▶ _WHAT IS EXPECTED_
List each line holding the string "JSON".

Dataset items
[Begin]

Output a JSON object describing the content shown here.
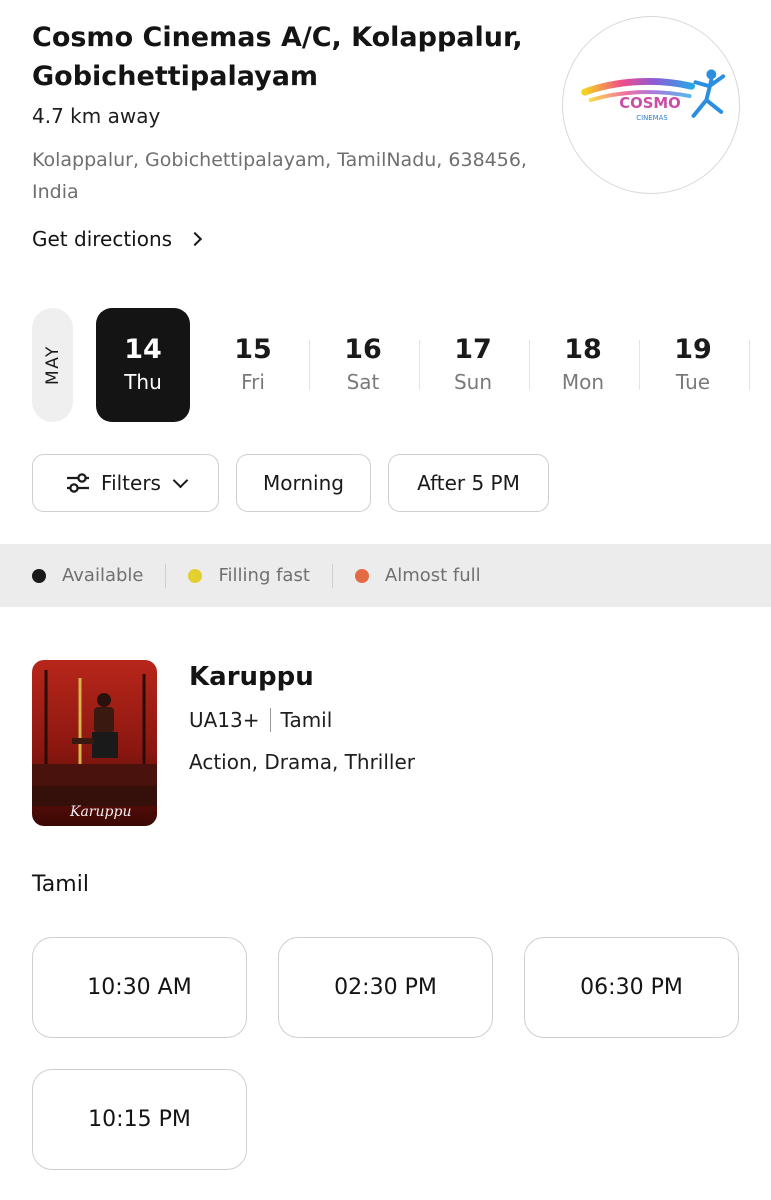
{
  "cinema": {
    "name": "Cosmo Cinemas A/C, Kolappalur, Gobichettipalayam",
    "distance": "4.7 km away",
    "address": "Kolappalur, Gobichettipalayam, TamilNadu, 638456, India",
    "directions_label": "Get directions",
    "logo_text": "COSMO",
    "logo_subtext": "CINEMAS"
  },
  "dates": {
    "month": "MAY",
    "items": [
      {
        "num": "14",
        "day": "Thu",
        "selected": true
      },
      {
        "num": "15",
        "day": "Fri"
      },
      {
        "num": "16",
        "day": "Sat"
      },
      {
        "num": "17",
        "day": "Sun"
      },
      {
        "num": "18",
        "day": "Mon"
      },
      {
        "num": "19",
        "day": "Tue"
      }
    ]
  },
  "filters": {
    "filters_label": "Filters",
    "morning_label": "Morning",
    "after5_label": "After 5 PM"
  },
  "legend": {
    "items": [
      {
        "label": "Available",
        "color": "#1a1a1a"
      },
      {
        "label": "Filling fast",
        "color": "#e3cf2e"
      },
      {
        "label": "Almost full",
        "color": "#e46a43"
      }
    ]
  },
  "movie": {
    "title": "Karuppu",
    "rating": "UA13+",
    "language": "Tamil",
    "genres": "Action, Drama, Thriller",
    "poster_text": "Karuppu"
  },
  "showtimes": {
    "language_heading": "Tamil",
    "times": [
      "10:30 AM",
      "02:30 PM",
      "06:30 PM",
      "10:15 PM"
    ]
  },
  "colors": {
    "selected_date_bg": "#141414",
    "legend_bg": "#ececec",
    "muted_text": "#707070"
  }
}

[End]
[Begin]

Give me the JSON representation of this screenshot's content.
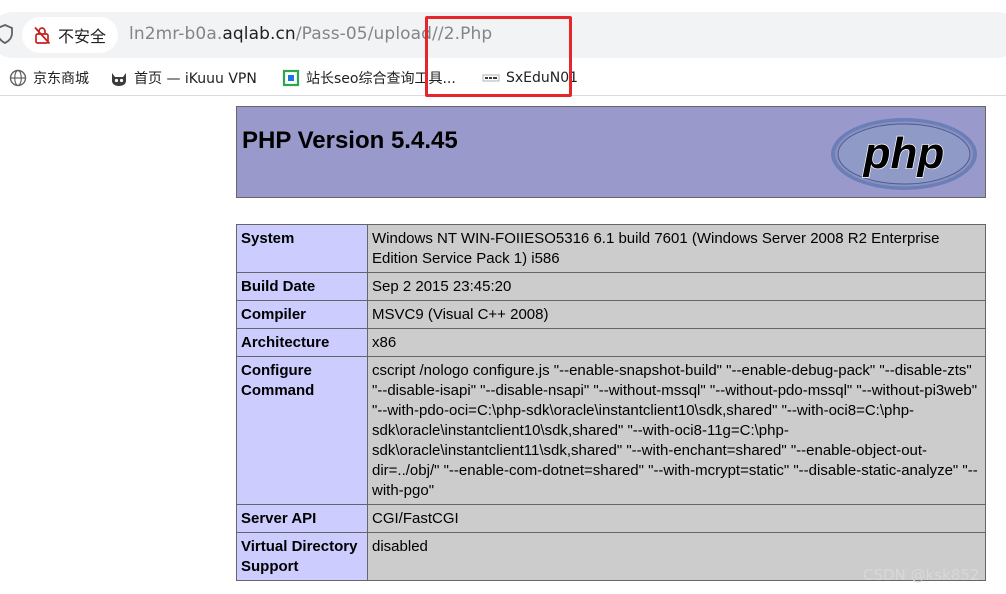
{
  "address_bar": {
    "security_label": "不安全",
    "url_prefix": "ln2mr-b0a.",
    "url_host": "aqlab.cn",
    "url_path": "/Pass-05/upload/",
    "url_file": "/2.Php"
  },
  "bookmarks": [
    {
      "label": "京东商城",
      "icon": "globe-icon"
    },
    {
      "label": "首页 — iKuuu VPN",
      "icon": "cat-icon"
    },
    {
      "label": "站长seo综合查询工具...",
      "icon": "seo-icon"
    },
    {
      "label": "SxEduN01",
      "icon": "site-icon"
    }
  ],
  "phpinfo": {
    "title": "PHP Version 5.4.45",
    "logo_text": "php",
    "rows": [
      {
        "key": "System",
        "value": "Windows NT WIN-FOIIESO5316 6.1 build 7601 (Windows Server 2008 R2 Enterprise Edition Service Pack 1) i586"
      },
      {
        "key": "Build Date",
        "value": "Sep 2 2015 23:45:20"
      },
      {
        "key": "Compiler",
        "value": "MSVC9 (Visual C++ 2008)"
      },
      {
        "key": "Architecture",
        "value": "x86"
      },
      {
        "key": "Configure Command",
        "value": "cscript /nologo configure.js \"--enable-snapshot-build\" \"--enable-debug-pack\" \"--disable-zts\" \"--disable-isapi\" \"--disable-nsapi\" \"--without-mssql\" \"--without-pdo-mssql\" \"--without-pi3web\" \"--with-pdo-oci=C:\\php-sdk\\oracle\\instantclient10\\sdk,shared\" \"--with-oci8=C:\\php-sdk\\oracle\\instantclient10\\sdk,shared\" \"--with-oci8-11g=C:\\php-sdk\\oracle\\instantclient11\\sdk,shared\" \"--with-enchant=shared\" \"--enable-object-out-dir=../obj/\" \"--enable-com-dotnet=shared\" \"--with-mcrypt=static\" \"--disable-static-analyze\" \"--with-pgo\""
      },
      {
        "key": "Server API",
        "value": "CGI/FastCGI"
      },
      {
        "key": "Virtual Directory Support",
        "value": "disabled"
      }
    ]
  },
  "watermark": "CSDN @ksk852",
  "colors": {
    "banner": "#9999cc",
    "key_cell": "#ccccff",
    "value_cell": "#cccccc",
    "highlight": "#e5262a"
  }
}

[End]

▶ _SOLUTION TO THE EXERCISE_
Output a JSON object describing the content shown here.
Give me the JSON representation of this screenshot's content.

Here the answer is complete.